(To be done) Your task is to copy every line of the records below that contains "reason".

::: Given records :::

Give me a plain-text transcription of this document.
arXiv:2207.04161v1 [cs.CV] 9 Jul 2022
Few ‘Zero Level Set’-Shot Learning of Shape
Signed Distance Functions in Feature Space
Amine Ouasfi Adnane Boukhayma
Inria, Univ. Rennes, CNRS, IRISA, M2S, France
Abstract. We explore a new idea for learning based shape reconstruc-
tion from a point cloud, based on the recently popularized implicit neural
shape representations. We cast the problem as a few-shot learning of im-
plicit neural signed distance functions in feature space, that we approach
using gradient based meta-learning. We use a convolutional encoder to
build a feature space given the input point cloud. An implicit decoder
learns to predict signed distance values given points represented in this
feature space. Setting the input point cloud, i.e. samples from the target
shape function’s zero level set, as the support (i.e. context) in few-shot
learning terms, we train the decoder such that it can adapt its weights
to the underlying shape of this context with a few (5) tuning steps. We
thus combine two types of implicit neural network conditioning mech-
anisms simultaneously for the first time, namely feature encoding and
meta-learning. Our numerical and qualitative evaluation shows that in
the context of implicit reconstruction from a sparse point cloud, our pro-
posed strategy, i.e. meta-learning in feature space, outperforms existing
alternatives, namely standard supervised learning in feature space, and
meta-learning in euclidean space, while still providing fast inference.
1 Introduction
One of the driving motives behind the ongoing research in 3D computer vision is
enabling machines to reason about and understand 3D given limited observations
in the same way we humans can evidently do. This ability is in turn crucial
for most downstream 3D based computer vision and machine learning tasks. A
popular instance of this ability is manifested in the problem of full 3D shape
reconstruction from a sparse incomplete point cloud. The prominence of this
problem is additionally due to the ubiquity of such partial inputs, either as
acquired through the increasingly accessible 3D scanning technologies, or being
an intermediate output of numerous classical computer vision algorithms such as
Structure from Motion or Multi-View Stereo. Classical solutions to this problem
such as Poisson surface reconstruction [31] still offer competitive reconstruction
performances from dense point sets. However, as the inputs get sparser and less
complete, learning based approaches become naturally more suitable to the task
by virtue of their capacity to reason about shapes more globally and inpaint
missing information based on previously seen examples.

:::

(Solution to this task)
enabling machines to reason about and understand 3D given limited observations
by virtue of their capacity to reason about shapes more globally and inpaint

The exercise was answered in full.